Output the full listing below exactly, without the pictures.

* * * * *

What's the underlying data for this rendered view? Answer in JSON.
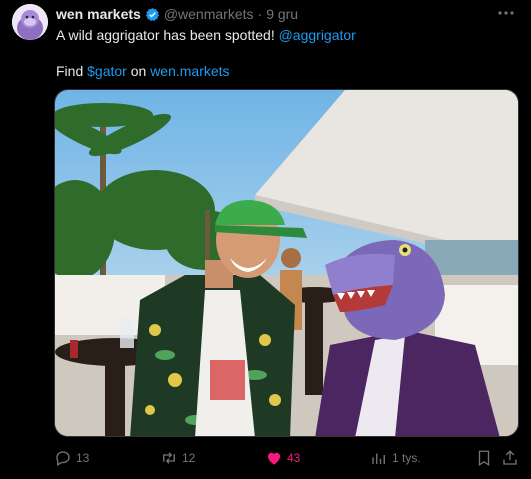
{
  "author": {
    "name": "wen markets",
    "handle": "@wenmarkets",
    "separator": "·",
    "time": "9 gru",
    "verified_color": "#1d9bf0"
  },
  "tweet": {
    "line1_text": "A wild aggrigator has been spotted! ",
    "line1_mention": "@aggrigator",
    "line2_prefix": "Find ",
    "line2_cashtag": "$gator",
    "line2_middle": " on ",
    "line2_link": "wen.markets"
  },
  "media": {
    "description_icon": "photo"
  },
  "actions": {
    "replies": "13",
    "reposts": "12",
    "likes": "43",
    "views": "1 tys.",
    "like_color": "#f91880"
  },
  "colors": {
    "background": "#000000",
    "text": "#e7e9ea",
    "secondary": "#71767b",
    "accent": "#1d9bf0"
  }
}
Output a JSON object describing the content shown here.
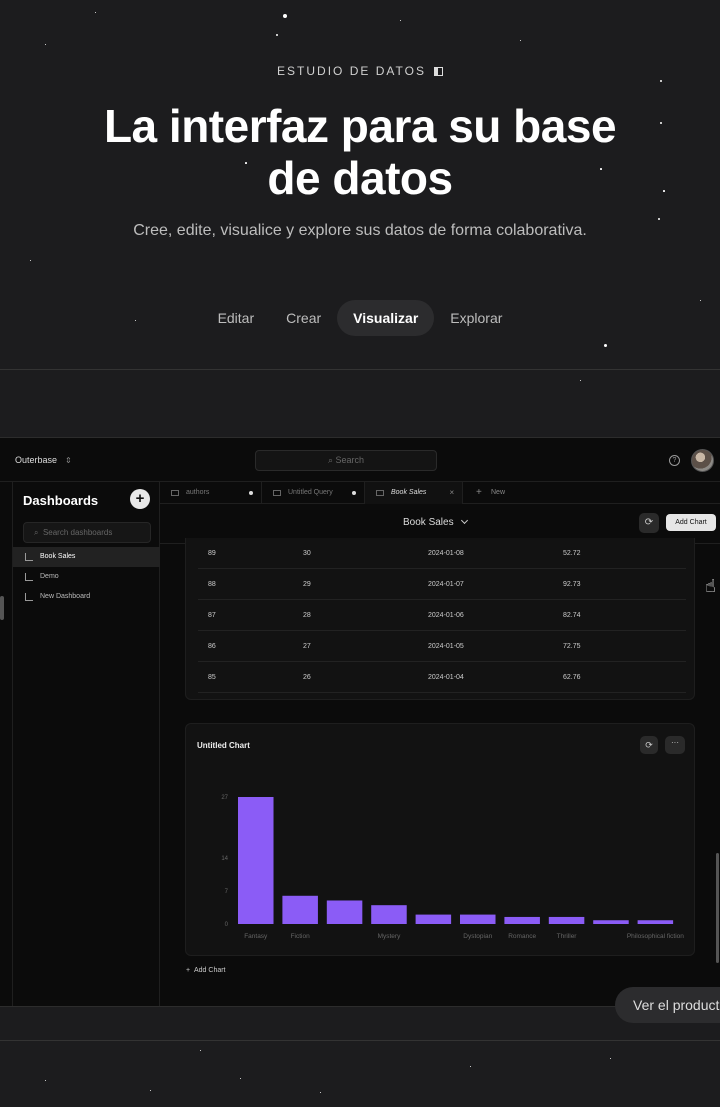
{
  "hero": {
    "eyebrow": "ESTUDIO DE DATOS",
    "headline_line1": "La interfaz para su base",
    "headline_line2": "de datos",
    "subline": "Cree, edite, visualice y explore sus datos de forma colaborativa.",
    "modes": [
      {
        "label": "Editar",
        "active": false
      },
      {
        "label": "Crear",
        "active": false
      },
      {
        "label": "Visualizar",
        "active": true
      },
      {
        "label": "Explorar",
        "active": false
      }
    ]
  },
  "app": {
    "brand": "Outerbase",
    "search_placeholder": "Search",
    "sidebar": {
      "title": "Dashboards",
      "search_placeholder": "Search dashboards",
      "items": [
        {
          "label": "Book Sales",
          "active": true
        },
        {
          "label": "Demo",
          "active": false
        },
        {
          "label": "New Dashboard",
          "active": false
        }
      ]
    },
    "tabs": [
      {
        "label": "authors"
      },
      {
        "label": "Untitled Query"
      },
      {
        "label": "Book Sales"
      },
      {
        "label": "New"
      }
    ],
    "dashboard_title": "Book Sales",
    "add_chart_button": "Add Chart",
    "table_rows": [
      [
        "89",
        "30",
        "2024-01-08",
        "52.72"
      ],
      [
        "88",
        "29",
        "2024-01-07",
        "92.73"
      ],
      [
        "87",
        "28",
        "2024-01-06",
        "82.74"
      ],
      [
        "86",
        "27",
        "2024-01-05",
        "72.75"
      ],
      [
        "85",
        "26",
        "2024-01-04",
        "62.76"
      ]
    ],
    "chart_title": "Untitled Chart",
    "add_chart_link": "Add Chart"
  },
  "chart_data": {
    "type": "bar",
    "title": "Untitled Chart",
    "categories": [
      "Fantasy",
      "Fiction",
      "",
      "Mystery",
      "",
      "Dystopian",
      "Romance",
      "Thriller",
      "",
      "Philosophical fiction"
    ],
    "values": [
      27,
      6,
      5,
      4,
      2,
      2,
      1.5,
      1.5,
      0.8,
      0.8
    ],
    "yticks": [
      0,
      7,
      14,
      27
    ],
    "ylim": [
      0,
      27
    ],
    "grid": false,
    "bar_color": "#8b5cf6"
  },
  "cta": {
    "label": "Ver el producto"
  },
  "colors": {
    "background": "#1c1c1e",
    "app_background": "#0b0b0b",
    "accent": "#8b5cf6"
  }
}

* * * * *

Solution to the exercise:
What's the underlying data for this rendered view? Answer in JSON.
{
  "author": {
    "name": "wen markets",
    "handle": "@wenmarkets",
    "separator": "·",
    "time": "9 gru",
    "verified_color": "#1d9bf0"
  },
  "tweet": {
    "line1_text": "A wild aggrigator has been spotted! ",
    "line1_mention": "@aggrigator",
    "line2_prefix": "Find ",
    "line2_cashtag": "$gator",
    "line2_middle": " on ",
    "line2_link": "wen.markets"
  },
  "media": {
    "description_icon": "photo"
  },
  "actions": {
    "replies": "13",
    "reposts": "12",
    "likes": "43",
    "views": "1 tys.",
    "like_color": "#f91880"
  },
  "colors": {
    "background": "#000000",
    "text": "#e7e9ea",
    "secondary": "#71767b",
    "accent": "#1d9bf0"
  }
}
Output a JSON object describing the content shown here.
{
  "hero": {
    "eyebrow": "ESTUDIO DE DATOS",
    "headline_line1": "La interfaz para su base",
    "headline_line2": "de datos",
    "subline": "Cree, edite, visualice y explore sus datos de forma colaborativa.",
    "modes": [
      {
        "label": "Editar",
        "active": false
      },
      {
        "label": "Crear",
        "active": false
      },
      {
        "label": "Visualizar",
        "active": true
      },
      {
        "label": "Explorar",
        "active": false
      }
    ]
  },
  "app": {
    "brand": "Outerbase",
    "search_placeholder": "Search",
    "sidebar": {
      "title": "Dashboards",
      "search_placeholder": "Search dashboards",
      "items": [
        {
          "label": "Book Sales",
          "active": true
        },
        {
          "label": "Demo",
          "active": false
        },
        {
          "label": "New Dashboard",
          "active": false
        }
      ]
    },
    "tabs": [
      {
        "label": "authors"
      },
      {
        "label": "Untitled Query"
      },
      {
        "label": "Book Sales"
      },
      {
        "label": "New"
      }
    ],
    "dashboard_title": "Book Sales",
    "add_chart_button": "Add Chart",
    "table_rows": [
      [
        "89",
        "30",
        "2024-01-08",
        "52.72"
      ],
      [
        "88",
        "29",
        "2024-01-07",
        "92.73"
      ],
      [
        "87",
        "28",
        "2024-01-06",
        "82.74"
      ],
      [
        "86",
        "27",
        "2024-01-05",
        "72.75"
      ],
      [
        "85",
        "26",
        "2024-01-04",
        "62.76"
      ]
    ],
    "chart_title": "Untitled Chart",
    "add_chart_link": "Add Chart"
  },
  "chart_data": {
    "type": "bar",
    "title": "Untitled Chart",
    "categories": [
      "Fantasy",
      "Fiction",
      "",
      "Mystery",
      "",
      "Dystopian",
      "Romance",
      "Thriller",
      "",
      "Philosophical fiction"
    ],
    "values": [
      27,
      6,
      5,
      4,
      2,
      2,
      1.5,
      1.5,
      0.8,
      0.8
    ],
    "yticks": [
      0,
      7,
      14,
      27
    ],
    "ylim": [
      0,
      27
    ],
    "grid": false,
    "bar_color": "#8b5cf6"
  },
  "cta": {
    "label": "Ver el producto"
  },
  "colors": {
    "background": "#1c1c1e",
    "app_background": "#0b0b0b",
    "accent": "#8b5cf6"
  }
}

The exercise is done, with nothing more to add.